* [Required task]: Produce an exact copy of all the records.
** Start **
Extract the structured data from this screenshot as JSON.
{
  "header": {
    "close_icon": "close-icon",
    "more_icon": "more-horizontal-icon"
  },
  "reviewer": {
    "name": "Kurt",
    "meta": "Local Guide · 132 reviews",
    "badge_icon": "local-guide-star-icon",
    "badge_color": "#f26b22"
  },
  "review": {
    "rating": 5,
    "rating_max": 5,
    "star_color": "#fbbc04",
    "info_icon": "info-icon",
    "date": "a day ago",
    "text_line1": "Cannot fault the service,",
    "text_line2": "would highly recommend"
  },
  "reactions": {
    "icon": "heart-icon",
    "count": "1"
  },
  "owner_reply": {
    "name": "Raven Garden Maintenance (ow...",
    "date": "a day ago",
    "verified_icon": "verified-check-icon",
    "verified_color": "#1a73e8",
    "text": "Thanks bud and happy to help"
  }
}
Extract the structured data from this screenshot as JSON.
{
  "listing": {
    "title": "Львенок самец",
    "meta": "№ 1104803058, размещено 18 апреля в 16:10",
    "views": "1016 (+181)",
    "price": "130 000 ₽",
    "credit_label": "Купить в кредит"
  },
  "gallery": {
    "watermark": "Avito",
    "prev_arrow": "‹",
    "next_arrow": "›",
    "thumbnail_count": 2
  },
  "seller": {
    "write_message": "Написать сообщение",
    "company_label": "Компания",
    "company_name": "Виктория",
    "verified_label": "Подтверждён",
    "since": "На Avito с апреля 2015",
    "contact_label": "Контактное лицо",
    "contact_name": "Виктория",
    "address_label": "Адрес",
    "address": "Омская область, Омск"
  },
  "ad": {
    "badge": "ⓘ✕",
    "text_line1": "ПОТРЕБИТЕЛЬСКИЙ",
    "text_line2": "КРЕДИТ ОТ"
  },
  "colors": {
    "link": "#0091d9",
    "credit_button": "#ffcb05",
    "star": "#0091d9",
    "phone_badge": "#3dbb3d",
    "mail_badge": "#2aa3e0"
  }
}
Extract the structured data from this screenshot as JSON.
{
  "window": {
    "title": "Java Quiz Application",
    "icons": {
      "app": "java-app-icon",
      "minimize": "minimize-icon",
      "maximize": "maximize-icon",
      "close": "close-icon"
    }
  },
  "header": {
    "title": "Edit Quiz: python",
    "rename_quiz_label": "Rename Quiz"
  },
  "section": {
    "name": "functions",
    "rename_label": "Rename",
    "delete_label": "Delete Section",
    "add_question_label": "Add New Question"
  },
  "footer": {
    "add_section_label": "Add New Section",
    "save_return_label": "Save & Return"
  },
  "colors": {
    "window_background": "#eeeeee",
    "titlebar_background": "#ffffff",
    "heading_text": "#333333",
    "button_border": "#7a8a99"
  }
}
** End **
* [Expected answer]:
Extract the structured data from this screenshot as JSON.
{
  "header": {
    "close_icon": "close-icon",
    "more_icon": "more-horizontal-icon"
  },
  "reviewer": {
    "name": "Kurt",
    "meta": "Local Guide · 132 reviews",
    "badge_icon": "local-guide-star-icon",
    "badge_color": "#f26b22"
  },
  "review": {
    "rating": 5,
    "rating_max": 5,
    "star_color": "#fbbc04",
    "info_icon": "info-icon",
    "date": "a day ago",
    "text_line1": "Cannot fault the service,",
    "text_line2": "would highly recommend"
  },
  "reactions": {
    "icon": "heart-icon",
    "count": "1"
  },
  "owner_reply": {
    "name": "Raven Garden Maintenance (ow...",
    "date": "a day ago",
    "verified_icon": "verified-check-icon",
    "verified_color": "#1a73e8",
    "text": "Thanks bud and happy to help"
  }
}
Extract the structured data from this screenshot as JSON.
{
  "listing": {
    "title": "Львенок самец",
    "meta": "№ 1104803058, размещено 18 апреля в 16:10",
    "views": "1016 (+181)",
    "price": "130 000 ₽",
    "credit_label": "Купить в кредит"
  },
  "gallery": {
    "watermark": "Avito",
    "prev_arrow": "‹",
    "next_arrow": "›",
    "thumbnail_count": 2
  },
  "seller": {
    "write_message": "Написать сообщение",
    "company_label": "Компания",
    "company_name": "Виктория",
    "verified_label": "Подтверждён",
    "since": "На Avito с апреля 2015",
    "contact_label": "Контактное лицо",
    "contact_name": "Виктория",
    "address_label": "Адрес",
    "address": "Омская область, Омск"
  },
  "ad": {
    "badge": "ⓘ✕",
    "text_line1": "ПОТРЕБИТЕЛЬСКИЙ",
    "text_line2": "КРЕДИТ ОТ"
  },
  "colors": {
    "link": "#0091d9",
    "credit_button": "#ffcb05",
    "star": "#0091d9",
    "phone_badge": "#3dbb3d",
    "mail_badge": "#2aa3e0"
  }
}
Extract the structured data from this screenshot as JSON.
{
  "window": {
    "title": "Java Quiz Application",
    "icons": {
      "app": "java-app-icon",
      "minimize": "minimize-icon",
      "maximize": "maximize-icon",
      "close": "close-icon"
    }
  },
  "header": {
    "title": "Edit Quiz: python",
    "rename_quiz_label": "Rename Quiz"
  },
  "section": {
    "name": "functions",
    "rename_label": "Rename",
    "delete_label": "Delete Section",
    "add_question_label": "Add New Question"
  },
  "footer": {
    "add_section_label": "Add New Section",
    "save_return_label": "Save & Return"
  },
  "colors": {
    "window_background": "#eeeeee",
    "titlebar_background": "#ffffff",
    "heading_text": "#333333",
    "button_border": "#7a8a99"
  }
}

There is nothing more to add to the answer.